**Required work:**
Count how many lines below contain the word "указать", then give that number alone.

**Supplied material:**
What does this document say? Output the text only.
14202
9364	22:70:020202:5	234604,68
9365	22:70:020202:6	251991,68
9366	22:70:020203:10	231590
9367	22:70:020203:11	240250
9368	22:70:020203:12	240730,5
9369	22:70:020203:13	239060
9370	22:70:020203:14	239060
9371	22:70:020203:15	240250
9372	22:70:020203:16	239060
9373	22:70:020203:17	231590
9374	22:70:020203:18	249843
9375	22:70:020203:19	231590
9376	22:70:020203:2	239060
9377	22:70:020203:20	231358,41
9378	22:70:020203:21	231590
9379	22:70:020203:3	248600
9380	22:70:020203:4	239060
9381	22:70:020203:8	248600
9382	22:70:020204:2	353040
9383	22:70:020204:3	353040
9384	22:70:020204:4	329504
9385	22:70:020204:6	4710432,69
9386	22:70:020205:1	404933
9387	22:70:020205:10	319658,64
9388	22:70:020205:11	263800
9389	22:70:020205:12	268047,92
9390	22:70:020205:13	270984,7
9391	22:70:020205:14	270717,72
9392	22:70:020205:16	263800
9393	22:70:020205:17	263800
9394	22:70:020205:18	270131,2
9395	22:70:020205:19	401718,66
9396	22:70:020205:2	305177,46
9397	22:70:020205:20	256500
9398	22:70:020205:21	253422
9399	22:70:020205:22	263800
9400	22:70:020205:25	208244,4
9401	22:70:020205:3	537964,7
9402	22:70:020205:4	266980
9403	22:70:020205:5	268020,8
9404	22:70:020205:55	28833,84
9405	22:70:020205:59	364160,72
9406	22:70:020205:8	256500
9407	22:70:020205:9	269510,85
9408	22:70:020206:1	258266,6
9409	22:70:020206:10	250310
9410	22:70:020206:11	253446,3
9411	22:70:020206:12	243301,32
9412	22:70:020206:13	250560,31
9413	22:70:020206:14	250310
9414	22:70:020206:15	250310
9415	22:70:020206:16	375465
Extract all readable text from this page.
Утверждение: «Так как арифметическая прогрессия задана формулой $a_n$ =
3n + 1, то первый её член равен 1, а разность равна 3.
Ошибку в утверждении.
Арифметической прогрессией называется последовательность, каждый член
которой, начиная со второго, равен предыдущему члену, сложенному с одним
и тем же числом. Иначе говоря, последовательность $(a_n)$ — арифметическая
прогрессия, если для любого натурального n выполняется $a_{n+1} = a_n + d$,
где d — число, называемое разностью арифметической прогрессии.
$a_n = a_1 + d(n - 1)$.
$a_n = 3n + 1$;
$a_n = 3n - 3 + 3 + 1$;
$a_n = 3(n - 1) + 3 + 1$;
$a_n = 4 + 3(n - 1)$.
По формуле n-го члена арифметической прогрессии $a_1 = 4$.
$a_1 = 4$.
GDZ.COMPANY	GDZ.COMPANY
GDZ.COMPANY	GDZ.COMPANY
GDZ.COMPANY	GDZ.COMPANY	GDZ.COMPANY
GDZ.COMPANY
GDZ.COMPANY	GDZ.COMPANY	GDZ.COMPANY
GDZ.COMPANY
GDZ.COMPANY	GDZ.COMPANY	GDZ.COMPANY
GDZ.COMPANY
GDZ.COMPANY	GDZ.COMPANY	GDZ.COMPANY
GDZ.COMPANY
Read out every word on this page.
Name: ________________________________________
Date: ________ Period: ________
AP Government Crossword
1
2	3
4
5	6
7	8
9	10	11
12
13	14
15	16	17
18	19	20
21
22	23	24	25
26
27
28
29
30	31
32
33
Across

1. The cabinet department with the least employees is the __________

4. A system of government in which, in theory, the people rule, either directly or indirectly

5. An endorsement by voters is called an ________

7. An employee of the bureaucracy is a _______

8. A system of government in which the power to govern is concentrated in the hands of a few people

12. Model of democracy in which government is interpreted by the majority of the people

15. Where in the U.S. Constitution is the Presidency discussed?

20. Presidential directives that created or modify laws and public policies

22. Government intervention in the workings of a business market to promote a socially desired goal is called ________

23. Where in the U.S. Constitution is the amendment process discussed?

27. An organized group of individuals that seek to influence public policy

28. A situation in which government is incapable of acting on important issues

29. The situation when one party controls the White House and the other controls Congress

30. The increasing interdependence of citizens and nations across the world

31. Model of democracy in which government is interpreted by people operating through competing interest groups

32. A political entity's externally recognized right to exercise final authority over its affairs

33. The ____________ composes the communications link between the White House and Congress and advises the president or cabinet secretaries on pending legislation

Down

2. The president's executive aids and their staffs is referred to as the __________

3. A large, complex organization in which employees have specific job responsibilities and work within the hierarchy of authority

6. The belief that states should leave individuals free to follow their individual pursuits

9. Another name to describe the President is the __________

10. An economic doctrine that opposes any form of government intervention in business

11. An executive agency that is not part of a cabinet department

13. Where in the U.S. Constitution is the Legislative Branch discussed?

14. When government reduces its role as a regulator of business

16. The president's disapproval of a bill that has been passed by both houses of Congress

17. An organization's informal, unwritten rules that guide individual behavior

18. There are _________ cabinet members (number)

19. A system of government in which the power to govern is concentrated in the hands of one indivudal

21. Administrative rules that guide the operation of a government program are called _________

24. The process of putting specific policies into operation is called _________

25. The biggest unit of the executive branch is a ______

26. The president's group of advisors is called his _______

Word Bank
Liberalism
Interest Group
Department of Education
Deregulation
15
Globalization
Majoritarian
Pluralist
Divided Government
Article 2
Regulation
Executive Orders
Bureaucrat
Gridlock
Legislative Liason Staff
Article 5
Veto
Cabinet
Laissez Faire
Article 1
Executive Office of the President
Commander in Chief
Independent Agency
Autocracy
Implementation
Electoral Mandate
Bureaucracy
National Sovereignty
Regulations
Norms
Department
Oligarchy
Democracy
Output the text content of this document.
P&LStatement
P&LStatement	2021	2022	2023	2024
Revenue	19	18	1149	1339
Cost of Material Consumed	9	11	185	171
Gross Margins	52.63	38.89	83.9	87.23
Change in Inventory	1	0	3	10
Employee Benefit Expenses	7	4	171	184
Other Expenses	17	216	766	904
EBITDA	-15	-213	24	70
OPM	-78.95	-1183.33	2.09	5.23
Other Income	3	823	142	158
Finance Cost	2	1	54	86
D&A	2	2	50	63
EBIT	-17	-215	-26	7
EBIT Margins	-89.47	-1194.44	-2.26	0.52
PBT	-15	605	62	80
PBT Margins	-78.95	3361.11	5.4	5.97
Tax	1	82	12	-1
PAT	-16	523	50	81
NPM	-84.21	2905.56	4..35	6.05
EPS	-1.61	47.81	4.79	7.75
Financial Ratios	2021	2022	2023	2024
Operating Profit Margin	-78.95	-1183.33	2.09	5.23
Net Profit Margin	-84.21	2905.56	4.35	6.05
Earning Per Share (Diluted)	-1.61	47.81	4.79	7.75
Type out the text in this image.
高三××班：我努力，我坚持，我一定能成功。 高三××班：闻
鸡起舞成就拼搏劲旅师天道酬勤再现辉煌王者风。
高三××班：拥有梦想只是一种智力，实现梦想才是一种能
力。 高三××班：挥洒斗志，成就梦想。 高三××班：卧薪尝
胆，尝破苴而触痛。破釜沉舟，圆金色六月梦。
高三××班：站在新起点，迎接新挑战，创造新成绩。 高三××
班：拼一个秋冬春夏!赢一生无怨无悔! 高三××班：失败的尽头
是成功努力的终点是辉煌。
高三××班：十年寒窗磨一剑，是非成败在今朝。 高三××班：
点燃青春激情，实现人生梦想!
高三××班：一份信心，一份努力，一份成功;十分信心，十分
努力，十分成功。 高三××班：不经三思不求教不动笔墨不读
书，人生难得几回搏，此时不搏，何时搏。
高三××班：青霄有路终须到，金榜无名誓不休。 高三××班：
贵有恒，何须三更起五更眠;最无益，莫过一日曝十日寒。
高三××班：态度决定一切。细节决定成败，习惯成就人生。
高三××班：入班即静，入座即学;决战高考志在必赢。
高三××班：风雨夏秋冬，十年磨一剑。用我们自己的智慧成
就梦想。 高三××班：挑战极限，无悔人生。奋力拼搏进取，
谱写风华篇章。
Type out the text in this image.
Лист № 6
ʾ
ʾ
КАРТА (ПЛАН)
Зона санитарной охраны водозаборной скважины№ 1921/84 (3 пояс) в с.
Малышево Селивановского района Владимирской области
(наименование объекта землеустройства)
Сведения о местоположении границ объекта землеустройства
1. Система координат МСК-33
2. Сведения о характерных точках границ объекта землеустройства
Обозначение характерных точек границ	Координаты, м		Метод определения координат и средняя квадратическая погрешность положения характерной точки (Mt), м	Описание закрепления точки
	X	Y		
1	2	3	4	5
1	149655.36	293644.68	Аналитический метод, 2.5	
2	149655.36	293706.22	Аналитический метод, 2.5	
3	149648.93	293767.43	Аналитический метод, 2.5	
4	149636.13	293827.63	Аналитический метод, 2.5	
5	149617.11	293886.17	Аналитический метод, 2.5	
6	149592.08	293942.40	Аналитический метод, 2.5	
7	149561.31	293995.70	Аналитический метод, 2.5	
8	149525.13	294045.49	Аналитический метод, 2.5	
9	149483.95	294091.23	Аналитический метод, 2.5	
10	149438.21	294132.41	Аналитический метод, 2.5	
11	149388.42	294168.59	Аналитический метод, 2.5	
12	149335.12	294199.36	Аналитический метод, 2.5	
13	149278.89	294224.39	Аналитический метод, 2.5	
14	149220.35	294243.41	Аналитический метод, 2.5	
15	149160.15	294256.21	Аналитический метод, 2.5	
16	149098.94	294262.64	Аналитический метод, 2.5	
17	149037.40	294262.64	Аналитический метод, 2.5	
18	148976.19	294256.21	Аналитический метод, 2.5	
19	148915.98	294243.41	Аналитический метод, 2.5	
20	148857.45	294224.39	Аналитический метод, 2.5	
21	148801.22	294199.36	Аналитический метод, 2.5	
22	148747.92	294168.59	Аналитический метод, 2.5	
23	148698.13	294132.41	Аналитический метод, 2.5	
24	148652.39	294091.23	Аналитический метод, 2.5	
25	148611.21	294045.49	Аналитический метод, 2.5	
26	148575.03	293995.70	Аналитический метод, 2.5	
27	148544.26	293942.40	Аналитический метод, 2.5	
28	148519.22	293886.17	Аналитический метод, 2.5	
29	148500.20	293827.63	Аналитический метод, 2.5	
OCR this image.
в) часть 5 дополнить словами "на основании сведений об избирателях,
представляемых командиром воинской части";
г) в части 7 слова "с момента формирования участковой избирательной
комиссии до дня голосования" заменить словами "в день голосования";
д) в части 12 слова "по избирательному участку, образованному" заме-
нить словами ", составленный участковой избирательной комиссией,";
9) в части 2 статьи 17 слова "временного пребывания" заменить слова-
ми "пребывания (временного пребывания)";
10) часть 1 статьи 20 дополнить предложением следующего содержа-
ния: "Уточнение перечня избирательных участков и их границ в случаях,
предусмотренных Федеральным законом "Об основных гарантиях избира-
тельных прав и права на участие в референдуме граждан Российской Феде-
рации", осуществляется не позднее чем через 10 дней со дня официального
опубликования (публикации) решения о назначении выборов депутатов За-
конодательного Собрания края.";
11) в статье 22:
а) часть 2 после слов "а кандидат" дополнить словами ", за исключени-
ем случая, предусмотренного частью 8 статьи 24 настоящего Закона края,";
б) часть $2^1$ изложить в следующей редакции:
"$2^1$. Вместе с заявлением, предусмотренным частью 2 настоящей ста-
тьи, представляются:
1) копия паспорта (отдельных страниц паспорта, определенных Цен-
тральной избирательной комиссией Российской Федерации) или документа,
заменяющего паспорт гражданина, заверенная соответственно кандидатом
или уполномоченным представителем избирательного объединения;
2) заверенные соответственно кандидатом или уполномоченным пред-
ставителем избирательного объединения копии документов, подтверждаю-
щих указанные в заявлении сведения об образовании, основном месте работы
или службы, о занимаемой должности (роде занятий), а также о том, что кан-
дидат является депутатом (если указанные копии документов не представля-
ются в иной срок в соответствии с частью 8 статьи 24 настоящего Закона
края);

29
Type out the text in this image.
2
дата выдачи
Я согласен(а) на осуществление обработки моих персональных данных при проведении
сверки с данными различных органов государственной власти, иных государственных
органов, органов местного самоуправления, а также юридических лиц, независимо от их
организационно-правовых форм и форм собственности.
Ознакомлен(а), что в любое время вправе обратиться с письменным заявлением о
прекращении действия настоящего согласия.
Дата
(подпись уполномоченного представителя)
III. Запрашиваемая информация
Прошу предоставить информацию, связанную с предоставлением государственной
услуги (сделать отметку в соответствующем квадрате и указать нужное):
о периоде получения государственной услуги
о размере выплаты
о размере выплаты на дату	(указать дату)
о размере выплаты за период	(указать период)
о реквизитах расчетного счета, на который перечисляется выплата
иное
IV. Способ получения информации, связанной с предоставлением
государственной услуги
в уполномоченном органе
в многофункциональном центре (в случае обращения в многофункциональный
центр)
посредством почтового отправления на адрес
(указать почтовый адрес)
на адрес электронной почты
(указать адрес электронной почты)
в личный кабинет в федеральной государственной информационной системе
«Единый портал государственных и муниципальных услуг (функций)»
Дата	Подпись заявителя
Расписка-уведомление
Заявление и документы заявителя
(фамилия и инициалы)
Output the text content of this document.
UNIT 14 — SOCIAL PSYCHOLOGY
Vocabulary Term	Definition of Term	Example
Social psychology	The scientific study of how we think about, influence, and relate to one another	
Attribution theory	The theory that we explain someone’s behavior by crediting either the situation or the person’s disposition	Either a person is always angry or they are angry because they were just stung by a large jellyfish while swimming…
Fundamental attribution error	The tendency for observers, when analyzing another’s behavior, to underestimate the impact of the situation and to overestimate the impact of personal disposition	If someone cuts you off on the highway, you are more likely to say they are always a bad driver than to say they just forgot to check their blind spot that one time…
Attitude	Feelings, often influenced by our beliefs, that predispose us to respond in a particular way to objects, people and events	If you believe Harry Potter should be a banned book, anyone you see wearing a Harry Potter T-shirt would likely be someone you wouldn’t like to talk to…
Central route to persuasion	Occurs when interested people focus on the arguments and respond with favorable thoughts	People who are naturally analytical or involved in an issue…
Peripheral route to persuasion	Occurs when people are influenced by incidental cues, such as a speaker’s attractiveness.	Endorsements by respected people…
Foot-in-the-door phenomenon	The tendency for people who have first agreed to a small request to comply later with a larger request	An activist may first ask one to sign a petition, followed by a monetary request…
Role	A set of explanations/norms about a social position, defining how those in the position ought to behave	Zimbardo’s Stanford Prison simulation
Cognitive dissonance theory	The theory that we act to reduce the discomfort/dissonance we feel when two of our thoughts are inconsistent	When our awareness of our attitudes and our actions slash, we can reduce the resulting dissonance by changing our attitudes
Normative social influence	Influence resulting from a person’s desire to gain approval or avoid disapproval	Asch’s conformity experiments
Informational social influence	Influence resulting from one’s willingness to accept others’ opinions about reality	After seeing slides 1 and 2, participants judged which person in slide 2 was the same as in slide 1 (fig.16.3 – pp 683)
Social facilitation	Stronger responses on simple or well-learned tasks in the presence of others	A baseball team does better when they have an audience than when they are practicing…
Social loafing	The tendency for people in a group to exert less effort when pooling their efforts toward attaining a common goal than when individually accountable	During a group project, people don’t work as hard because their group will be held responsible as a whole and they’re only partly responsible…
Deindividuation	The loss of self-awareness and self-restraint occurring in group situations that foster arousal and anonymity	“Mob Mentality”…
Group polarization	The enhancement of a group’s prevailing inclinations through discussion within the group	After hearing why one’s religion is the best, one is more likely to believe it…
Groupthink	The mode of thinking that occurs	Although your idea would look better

**Exercise solution:**
5